### WORK REQUIRED
Take every line from the listing below that contains "Transcribe".
* * * * *
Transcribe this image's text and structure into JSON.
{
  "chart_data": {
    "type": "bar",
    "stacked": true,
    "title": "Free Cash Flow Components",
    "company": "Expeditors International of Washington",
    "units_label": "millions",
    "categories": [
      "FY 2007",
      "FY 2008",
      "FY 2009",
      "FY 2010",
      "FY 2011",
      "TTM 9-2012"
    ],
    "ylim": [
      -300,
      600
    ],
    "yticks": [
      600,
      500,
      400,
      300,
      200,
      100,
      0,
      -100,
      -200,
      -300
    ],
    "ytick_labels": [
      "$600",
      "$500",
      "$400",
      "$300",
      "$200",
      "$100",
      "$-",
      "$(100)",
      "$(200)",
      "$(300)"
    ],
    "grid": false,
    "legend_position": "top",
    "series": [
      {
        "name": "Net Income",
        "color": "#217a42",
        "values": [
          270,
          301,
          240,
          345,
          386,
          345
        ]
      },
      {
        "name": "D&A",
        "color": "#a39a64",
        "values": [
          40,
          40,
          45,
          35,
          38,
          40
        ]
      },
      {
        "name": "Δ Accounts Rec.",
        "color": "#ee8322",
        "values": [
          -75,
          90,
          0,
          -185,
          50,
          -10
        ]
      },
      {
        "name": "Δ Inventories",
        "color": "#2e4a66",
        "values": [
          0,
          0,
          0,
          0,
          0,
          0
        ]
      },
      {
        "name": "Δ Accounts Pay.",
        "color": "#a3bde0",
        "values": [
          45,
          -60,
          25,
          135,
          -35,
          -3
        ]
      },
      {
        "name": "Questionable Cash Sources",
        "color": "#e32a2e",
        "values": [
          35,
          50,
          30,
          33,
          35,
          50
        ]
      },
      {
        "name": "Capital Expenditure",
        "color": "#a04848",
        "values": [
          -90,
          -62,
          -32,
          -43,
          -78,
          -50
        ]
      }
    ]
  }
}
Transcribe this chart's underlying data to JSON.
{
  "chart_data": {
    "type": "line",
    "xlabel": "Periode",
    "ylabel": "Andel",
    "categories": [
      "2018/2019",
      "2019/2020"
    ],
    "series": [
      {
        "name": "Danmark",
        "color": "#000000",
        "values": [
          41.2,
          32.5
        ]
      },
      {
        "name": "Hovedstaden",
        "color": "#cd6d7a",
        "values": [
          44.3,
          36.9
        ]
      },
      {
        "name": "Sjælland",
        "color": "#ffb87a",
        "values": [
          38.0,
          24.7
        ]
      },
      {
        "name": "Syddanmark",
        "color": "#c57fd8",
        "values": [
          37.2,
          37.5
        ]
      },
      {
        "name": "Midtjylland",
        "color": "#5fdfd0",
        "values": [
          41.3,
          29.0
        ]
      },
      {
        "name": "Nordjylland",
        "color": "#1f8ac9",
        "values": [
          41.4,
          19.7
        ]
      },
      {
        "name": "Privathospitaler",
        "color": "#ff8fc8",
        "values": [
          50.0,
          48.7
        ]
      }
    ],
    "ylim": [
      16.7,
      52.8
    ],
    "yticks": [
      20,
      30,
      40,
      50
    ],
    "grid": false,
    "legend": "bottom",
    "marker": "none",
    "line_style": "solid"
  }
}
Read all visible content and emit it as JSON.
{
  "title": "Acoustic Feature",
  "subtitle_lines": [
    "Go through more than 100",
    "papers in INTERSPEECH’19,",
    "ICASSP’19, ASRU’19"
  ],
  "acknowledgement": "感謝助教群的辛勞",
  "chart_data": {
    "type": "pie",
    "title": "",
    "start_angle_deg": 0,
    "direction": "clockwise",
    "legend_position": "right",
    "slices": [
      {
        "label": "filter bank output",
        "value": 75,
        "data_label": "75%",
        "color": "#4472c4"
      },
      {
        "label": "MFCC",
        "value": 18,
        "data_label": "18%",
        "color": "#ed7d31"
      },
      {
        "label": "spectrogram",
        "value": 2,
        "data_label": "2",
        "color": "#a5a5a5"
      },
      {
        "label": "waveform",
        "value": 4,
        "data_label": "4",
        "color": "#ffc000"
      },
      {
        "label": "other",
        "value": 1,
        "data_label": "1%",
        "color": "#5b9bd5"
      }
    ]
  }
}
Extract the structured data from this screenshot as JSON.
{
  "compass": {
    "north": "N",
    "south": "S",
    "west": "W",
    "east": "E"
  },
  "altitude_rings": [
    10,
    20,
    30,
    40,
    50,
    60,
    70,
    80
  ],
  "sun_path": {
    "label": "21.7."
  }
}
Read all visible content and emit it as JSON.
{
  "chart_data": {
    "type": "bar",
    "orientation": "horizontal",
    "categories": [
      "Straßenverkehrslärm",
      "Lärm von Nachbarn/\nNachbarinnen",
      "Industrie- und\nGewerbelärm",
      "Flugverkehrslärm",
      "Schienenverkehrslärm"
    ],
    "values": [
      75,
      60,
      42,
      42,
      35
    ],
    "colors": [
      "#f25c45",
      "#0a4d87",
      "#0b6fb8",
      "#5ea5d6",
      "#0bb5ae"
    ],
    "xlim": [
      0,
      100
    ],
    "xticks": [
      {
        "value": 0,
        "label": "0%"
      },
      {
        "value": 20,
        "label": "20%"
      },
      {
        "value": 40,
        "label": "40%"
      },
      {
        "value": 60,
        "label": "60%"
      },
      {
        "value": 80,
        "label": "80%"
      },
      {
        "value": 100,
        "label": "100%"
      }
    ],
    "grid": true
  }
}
* * * * *
### COMPLETED TASK
Transcribe this image's text and structure into JSON.
Transcribe this chart's underlying data to JSON.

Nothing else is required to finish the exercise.